Begin DATA TO PROCESS

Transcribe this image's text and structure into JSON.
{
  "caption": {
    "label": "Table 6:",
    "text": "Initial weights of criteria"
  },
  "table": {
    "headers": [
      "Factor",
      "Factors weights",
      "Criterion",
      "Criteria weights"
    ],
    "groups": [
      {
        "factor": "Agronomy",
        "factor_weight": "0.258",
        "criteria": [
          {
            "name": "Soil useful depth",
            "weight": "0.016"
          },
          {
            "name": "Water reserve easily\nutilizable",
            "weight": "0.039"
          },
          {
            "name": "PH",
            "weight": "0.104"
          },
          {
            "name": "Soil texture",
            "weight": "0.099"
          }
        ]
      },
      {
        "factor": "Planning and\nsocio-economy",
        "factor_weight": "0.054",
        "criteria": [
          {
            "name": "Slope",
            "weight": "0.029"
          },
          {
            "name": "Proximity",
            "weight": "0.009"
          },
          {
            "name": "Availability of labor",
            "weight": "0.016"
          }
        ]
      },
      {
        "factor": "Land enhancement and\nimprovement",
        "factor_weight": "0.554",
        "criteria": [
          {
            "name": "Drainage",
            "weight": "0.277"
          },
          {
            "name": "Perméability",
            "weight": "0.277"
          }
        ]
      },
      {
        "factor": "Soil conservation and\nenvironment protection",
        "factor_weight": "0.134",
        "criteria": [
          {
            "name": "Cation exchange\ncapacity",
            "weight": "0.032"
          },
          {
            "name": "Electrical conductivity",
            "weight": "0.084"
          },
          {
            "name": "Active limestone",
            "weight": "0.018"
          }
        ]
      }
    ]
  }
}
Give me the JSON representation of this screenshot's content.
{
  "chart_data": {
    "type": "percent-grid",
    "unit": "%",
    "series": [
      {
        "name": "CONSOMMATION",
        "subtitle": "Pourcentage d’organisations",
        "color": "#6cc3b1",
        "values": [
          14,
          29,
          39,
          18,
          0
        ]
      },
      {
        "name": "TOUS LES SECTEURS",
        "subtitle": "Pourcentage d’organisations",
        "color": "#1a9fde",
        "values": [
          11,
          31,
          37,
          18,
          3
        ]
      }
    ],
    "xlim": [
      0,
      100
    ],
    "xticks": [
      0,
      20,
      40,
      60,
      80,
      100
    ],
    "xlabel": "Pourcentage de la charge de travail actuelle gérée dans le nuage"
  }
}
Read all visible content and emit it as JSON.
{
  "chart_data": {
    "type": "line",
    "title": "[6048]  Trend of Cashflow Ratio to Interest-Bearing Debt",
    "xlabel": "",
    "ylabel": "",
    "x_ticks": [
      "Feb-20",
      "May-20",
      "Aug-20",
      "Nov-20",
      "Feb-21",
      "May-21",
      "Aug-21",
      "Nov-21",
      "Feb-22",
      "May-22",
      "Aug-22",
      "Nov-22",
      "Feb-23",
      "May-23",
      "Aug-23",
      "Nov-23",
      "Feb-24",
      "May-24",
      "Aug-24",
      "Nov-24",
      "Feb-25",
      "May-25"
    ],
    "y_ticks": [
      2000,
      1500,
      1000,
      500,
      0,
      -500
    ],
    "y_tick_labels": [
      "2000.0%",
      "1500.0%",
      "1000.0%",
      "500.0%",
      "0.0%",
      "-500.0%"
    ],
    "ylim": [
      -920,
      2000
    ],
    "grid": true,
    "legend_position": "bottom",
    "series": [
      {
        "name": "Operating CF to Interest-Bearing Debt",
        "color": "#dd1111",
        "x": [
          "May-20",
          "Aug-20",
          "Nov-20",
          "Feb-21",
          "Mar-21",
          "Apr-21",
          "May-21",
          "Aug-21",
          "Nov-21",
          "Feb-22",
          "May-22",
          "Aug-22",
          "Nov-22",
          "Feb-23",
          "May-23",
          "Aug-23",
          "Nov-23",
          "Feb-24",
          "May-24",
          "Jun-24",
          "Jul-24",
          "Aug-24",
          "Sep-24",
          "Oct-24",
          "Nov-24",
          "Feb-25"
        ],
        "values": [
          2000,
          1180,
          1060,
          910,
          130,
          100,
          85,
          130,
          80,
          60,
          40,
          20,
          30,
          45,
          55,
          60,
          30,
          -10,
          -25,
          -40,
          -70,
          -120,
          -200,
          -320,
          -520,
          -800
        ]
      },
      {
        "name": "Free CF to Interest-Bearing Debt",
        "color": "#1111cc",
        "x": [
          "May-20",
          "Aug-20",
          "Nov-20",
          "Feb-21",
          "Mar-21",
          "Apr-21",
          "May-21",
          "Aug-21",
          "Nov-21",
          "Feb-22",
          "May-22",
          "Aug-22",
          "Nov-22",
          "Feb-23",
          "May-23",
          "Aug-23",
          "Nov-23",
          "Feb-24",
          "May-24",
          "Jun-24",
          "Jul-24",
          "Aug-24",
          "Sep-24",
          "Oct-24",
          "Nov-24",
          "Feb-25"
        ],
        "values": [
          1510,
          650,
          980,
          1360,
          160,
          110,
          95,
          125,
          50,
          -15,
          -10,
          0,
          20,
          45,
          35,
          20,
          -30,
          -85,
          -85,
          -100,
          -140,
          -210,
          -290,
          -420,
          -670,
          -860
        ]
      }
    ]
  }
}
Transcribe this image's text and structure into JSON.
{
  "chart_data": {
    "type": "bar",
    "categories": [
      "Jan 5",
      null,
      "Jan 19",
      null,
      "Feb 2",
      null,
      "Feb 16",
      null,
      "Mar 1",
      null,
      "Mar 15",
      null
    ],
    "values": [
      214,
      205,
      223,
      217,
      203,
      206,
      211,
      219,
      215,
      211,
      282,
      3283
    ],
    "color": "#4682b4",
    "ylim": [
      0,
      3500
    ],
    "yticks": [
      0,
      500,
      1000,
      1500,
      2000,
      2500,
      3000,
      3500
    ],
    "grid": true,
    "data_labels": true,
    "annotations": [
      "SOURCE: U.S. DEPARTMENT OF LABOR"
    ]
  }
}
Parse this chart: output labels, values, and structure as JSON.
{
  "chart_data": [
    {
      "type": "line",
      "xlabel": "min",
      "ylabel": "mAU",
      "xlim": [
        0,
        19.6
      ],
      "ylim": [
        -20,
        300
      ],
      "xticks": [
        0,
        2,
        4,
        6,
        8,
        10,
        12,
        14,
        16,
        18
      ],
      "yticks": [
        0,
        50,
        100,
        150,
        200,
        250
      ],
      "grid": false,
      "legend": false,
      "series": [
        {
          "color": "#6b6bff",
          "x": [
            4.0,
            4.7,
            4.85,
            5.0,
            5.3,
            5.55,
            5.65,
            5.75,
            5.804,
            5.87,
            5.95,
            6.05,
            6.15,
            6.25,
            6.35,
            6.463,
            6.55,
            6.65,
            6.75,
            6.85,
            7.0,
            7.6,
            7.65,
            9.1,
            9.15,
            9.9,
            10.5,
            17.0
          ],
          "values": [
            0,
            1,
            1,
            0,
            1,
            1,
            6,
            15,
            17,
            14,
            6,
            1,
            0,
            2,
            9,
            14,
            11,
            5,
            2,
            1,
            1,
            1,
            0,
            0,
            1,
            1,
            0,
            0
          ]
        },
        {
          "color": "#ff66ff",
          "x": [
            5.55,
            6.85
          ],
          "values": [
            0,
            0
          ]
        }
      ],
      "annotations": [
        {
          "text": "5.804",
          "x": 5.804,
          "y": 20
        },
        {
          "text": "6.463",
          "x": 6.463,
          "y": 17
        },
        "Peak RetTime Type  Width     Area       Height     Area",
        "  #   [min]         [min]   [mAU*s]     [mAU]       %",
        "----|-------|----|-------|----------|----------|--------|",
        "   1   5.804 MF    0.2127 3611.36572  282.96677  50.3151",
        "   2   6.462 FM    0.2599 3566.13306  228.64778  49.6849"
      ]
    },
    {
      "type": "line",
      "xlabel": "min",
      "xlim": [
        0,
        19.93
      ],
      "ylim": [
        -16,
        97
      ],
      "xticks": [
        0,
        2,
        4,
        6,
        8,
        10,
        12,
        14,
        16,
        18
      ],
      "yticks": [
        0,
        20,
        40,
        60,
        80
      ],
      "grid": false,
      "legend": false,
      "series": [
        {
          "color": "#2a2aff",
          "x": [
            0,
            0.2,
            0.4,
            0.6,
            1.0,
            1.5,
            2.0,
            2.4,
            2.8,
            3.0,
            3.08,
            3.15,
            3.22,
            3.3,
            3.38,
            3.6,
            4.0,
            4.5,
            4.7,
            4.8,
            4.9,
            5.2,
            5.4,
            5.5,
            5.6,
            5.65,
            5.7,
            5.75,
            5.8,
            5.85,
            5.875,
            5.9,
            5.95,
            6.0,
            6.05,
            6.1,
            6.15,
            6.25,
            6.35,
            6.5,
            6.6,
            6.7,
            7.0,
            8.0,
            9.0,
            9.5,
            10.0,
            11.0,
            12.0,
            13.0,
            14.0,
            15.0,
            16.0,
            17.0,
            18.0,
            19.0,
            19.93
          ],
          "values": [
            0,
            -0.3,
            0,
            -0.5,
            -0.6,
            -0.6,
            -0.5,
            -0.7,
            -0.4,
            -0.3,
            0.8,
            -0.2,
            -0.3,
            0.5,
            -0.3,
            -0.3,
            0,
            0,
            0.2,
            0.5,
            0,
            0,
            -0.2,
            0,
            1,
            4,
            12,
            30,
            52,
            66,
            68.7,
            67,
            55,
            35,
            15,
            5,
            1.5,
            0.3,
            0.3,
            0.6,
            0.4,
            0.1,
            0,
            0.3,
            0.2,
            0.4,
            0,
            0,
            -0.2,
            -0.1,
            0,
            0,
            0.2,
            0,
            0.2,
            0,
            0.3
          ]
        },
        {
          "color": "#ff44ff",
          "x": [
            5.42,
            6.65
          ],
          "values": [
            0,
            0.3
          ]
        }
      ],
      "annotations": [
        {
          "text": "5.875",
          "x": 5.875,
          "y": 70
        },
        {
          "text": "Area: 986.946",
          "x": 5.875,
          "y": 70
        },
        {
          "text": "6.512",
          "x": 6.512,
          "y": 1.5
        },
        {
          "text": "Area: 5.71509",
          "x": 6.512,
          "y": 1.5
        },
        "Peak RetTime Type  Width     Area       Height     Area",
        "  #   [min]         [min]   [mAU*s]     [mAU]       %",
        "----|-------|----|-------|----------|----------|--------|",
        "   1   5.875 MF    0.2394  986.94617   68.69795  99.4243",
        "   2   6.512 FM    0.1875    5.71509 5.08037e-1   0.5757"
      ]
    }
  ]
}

End DATA TO PROCESS

**WHAT THE TASK ASKS**
Scan the listing above for the word "Interest" and show each line where it is found.

**ANSWER BELOW**
    "title": "[6048]  Trend of Cashflow Ratio to Interest-Bearing Debt",
        "name": "Operating CF to Interest-Bearing Debt",
        "name": "Free CF to Interest-Bearing Debt",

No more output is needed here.